[Source records]
========

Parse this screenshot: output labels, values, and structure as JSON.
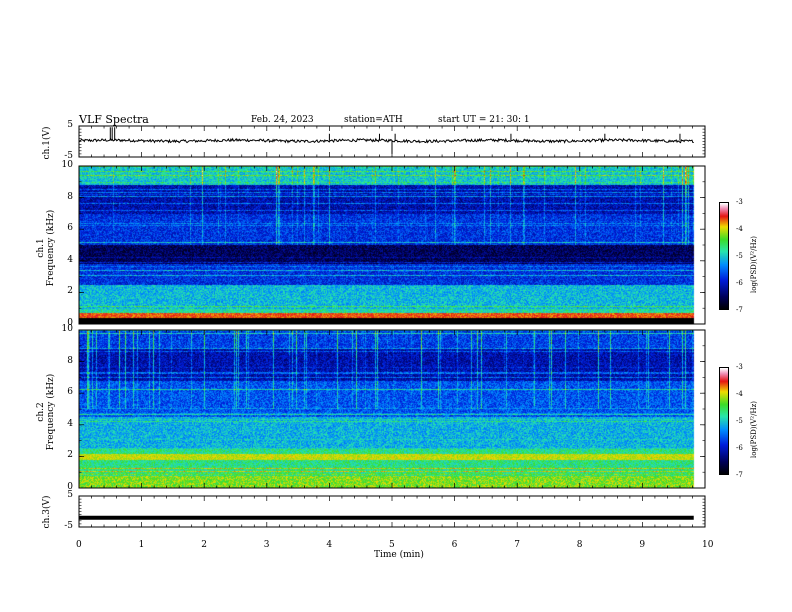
{
  "header": {
    "title": "VLF Spectra",
    "date": "Feb. 24, 2023",
    "station": "station=ATH",
    "start": "start UT = 21: 30: 1"
  },
  "chart_data": [
    {
      "type": "line",
      "ylabel": "ch.1(V)",
      "ylim": [
        -5,
        5
      ],
      "yticks": [
        "5",
        "-5"
      ],
      "xlim": [
        0,
        10
      ],
      "note": "time series near 0.3 V with spikes"
    },
    {
      "type": "heatmap",
      "ylabel": "ch.1\nFrequency (kHz)",
      "ylim": [
        0,
        10
      ],
      "yticks": [
        "10",
        "8",
        "6",
        "4",
        "2",
        "0"
      ],
      "xlim": [
        0,
        10
      ],
      "colorbar": {
        "label": "log(PSD)(V²/Hz)",
        "ticks": [
          "-3",
          "-4",
          "-5",
          "-6",
          "-7"
        ]
      }
    },
    {
      "type": "heatmap",
      "ylabel": "ch.2\nFrequency (kHz)",
      "ylim": [
        0,
        10
      ],
      "yticks": [
        "10",
        "8",
        "6",
        "4",
        "2",
        "0"
      ],
      "xlim": [
        0,
        10
      ],
      "colorbar": {
        "label": "log(PSD)(V²/Hz)",
        "ticks": [
          "-3",
          "-4",
          "-5",
          "-6",
          "-7"
        ]
      }
    },
    {
      "type": "line",
      "ylabel": "ch.3(V)",
      "ylim": [
        -5,
        5
      ],
      "yticks": [
        "5",
        "-5"
      ],
      "xlim": [
        0,
        10
      ],
      "note": "flat line at about -2 V"
    }
  ],
  "xaxis": {
    "label": "Time (min)",
    "ticks": [
      "0",
      "1",
      "2",
      "3",
      "4",
      "5",
      "6",
      "7",
      "8",
      "9",
      "10"
    ]
  }
}
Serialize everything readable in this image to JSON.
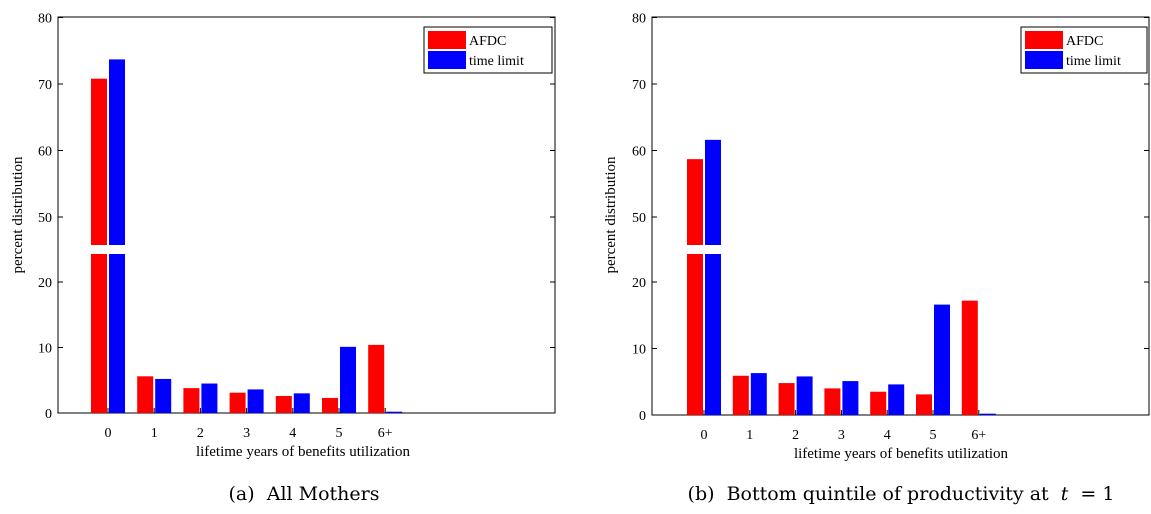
{
  "colors": {
    "afdc": "#ff0000",
    "time_limit": "#0000ff",
    "axis": "#000000",
    "background": "#ffffff"
  },
  "chart_data": [
    {
      "type": "bar",
      "categories": [
        "0",
        "1",
        "2",
        "3",
        "4",
        "5",
        "6+"
      ],
      "series": [
        {
          "name": "AFDC",
          "values": [
            70.8,
            5.6,
            3.8,
            3.1,
            2.6,
            2.3,
            10.4
          ]
        },
        {
          "name": "time limit",
          "values": [
            73.7,
            5.2,
            4.5,
            3.6,
            3.0,
            10.1,
            0.2
          ]
        }
      ],
      "xlabel": "lifetime years of benefits utilization",
      "ylabel": "percent distribution",
      "y_tick_labels": [
        "0",
        "10",
        "20",
        "50",
        "60",
        "70",
        "80"
      ],
      "y_axis_break": [
        25,
        45
      ],
      "ylim": [
        0,
        80
      ],
      "grid": false,
      "legend_position": "top-right",
      "caption_label": "(a)",
      "caption_text": "All Mothers"
    },
    {
      "type": "bar",
      "categories": [
        "0",
        "1",
        "2",
        "3",
        "4",
        "5",
        "6+"
      ],
      "series": [
        {
          "name": "AFDC",
          "values": [
            58.7,
            5.9,
            4.8,
            4.0,
            3.5,
            3.1,
            17.2
          ]
        },
        {
          "name": "time limit",
          "values": [
            61.6,
            6.3,
            5.8,
            5.1,
            4.6,
            16.6,
            0.2
          ]
        }
      ],
      "xlabel": "lifetime years of benefits utilization",
      "ylabel": "percent distribution",
      "y_tick_labels": [
        "0",
        "10",
        "20",
        "50",
        "60",
        "70",
        "80"
      ],
      "y_axis_break": [
        25,
        45
      ],
      "ylim": [
        0,
        80
      ],
      "grid": false,
      "legend_position": "top-right",
      "caption_label": "(b)",
      "caption_text": "Bottom quintile of productivity at",
      "caption_math_var": "t",
      "caption_math_rest": "= 1"
    }
  ]
}
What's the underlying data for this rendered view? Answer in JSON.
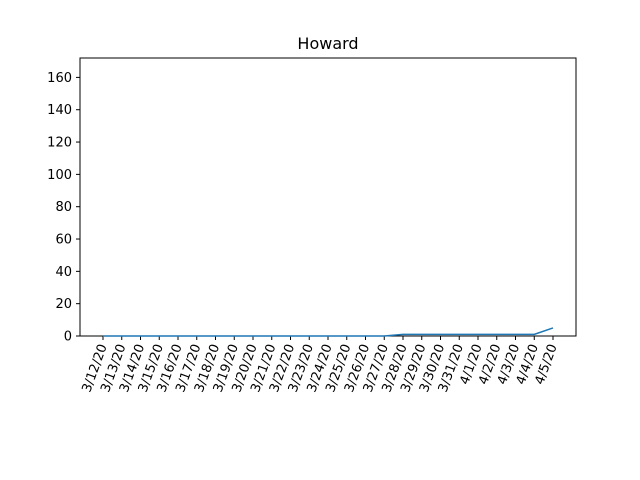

========

▶ Work to complete:
Find every line in the records above that contains the word "JSON", and copy each one.

▶ Written reply:
Parse this screenshot: output labels, values, and structure as JSON.
Serialize everything readable in this image to JSON.
What's the underlying data for this rendered view? Answer in JSON.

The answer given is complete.